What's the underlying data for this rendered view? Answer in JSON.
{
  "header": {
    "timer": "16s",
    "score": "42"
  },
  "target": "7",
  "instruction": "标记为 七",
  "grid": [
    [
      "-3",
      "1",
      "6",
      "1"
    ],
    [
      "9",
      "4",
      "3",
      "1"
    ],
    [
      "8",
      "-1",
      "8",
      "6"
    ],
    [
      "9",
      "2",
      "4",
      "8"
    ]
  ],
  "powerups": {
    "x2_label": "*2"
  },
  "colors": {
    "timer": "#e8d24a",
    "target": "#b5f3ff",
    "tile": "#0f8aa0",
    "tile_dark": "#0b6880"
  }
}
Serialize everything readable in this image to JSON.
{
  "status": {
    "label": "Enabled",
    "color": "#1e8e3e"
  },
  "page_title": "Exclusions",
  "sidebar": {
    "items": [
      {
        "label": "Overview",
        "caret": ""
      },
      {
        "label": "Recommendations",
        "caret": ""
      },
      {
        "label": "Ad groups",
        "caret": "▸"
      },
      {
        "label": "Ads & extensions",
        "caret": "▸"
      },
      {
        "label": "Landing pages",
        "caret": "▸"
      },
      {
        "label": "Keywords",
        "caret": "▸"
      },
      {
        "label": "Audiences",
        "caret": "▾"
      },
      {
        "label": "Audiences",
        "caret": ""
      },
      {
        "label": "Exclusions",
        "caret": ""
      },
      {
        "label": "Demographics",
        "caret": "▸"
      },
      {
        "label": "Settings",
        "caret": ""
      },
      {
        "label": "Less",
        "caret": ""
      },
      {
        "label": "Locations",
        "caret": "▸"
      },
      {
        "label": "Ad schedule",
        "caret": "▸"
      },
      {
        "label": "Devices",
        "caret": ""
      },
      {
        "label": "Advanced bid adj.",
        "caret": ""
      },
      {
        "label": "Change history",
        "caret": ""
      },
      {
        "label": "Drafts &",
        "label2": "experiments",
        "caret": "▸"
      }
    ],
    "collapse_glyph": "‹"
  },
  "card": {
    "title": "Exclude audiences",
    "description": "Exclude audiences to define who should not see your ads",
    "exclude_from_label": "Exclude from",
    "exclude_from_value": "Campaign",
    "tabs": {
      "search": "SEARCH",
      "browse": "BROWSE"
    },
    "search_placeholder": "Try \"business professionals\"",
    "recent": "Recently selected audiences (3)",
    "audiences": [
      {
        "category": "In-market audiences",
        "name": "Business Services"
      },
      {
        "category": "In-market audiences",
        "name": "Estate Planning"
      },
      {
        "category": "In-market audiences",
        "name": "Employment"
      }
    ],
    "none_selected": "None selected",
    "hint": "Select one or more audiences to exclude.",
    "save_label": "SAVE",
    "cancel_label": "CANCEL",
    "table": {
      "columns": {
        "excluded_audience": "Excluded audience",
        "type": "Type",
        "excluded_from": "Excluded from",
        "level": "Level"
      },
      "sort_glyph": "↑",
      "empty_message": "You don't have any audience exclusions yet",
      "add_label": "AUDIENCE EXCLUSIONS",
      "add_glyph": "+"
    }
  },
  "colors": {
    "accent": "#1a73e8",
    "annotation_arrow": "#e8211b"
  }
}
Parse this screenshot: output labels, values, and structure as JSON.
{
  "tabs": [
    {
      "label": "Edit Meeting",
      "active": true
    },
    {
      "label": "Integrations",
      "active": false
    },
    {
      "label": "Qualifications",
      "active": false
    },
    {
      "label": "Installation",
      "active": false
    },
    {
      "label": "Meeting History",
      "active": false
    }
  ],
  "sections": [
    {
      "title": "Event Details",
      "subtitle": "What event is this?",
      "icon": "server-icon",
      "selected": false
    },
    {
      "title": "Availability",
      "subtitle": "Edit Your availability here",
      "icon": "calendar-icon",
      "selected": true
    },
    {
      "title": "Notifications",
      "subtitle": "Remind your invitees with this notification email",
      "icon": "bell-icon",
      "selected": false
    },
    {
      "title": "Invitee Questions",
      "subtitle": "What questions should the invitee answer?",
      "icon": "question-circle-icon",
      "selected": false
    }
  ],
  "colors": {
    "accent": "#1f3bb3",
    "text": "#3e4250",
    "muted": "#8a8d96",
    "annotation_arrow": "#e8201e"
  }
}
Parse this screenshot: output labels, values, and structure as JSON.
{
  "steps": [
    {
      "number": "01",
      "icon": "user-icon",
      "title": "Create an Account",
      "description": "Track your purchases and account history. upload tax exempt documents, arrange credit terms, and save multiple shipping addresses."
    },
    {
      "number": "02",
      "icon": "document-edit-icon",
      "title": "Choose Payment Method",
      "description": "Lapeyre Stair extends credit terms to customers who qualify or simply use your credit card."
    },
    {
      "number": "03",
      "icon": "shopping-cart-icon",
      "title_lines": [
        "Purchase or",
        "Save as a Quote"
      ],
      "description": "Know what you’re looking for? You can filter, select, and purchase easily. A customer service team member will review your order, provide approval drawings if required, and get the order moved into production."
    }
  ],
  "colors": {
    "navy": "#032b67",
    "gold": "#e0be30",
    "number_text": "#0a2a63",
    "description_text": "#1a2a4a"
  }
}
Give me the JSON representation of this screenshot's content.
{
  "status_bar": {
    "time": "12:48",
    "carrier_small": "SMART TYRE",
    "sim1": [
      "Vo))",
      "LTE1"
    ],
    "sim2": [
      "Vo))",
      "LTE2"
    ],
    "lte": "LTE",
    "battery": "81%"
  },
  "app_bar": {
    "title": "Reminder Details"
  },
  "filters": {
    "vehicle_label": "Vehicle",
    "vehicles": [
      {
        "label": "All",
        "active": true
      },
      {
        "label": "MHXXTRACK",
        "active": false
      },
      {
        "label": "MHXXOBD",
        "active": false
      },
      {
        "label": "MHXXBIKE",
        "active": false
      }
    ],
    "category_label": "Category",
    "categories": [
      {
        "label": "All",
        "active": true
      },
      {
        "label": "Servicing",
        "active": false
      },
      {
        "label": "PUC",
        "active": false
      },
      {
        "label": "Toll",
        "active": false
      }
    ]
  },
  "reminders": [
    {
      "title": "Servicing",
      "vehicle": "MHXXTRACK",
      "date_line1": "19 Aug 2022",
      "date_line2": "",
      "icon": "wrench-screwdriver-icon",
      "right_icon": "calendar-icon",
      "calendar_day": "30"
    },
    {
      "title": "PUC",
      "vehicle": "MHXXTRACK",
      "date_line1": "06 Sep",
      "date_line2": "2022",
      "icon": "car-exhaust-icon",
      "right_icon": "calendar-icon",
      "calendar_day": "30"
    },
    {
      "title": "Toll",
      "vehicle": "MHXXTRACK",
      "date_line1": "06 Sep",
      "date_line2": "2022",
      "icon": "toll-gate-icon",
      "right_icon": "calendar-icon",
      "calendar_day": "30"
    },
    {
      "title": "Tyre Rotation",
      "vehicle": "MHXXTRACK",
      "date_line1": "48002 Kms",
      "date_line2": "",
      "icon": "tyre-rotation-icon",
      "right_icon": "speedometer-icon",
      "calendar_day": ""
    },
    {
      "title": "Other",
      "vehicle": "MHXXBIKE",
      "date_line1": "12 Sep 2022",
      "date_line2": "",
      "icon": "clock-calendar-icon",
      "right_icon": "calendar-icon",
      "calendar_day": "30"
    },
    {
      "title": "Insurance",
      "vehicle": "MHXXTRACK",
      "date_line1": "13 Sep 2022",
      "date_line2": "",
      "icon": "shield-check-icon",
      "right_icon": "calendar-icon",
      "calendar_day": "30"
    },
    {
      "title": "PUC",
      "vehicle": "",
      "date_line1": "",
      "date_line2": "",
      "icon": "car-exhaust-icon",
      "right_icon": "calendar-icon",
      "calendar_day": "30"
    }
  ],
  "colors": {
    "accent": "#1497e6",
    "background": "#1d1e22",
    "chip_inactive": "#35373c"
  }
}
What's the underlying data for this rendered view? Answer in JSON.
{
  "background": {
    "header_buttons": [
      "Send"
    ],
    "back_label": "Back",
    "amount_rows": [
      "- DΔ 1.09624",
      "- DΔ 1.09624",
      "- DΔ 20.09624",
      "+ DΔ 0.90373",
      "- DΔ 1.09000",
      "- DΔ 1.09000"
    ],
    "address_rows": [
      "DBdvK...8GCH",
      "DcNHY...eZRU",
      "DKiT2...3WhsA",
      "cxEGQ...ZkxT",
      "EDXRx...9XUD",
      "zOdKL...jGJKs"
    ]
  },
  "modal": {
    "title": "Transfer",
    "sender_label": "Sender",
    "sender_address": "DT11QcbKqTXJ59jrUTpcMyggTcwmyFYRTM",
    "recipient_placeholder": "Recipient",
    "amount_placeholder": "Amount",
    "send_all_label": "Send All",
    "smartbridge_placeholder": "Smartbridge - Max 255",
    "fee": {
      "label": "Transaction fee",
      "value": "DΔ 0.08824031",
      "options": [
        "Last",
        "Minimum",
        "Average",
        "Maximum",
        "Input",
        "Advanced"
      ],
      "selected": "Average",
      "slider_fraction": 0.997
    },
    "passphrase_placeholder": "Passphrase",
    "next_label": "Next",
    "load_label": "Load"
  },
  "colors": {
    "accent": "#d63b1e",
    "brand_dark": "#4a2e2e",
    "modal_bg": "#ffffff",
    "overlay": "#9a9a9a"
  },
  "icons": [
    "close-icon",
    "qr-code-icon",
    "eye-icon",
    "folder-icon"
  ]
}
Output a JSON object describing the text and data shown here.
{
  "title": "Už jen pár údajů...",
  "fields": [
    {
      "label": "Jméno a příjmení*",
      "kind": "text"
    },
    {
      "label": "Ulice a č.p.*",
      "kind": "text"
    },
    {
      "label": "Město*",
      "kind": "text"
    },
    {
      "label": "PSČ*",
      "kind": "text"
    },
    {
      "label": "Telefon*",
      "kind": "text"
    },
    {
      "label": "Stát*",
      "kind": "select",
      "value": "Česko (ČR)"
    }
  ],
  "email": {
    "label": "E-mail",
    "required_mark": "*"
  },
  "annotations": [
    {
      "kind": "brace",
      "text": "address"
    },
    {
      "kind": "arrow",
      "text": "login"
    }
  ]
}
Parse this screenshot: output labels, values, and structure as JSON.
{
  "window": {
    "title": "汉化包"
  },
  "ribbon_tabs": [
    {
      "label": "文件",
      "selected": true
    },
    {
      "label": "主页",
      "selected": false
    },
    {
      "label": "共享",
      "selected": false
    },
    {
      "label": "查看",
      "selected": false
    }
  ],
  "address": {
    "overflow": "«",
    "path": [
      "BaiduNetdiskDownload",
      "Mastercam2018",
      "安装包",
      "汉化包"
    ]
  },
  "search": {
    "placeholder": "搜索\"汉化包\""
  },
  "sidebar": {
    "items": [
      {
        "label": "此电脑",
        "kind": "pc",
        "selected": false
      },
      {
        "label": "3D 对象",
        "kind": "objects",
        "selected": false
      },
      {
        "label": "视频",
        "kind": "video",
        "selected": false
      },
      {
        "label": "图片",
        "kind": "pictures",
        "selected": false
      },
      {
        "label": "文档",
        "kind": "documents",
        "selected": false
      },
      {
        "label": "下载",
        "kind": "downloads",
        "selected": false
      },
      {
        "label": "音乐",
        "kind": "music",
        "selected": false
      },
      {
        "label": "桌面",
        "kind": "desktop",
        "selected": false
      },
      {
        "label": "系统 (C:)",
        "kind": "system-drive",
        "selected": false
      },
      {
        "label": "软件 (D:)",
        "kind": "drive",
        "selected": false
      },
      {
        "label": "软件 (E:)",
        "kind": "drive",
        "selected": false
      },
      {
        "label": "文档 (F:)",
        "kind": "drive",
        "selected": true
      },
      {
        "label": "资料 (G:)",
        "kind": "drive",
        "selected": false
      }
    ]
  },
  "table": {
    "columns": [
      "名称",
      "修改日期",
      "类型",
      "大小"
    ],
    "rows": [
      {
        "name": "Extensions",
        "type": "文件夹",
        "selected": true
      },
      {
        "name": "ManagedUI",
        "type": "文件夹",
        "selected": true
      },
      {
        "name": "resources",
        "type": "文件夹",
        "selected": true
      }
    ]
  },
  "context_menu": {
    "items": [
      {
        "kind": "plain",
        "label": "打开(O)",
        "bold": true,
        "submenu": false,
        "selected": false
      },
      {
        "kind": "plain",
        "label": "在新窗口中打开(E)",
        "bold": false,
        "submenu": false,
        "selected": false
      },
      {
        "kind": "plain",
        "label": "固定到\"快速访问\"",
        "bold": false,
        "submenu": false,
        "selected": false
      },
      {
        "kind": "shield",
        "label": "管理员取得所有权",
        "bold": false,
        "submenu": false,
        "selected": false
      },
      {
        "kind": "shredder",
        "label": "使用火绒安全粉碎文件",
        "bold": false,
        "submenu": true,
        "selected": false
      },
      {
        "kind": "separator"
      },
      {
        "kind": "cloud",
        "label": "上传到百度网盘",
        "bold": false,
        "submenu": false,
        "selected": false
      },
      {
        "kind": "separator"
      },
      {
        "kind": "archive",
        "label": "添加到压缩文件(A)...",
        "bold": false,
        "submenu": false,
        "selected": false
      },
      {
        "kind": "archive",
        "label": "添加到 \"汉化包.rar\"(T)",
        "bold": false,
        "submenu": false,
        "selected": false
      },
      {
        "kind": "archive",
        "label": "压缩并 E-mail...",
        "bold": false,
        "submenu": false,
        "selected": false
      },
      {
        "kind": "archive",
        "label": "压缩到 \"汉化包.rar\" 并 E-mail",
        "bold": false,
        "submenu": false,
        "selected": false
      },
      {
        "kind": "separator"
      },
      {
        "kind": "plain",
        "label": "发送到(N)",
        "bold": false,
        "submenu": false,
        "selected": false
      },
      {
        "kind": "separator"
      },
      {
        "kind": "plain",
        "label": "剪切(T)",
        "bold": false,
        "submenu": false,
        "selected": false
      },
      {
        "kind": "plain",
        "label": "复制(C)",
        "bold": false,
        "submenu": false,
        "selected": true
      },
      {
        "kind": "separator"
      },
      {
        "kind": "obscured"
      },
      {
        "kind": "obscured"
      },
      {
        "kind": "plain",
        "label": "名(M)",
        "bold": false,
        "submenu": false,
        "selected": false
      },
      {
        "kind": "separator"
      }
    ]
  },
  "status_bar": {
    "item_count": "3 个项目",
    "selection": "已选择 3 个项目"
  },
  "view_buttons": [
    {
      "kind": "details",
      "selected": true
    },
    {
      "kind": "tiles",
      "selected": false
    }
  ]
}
───
Problem: From the records above, report the count of lines containing "documents" and nothing more.

Reply: 2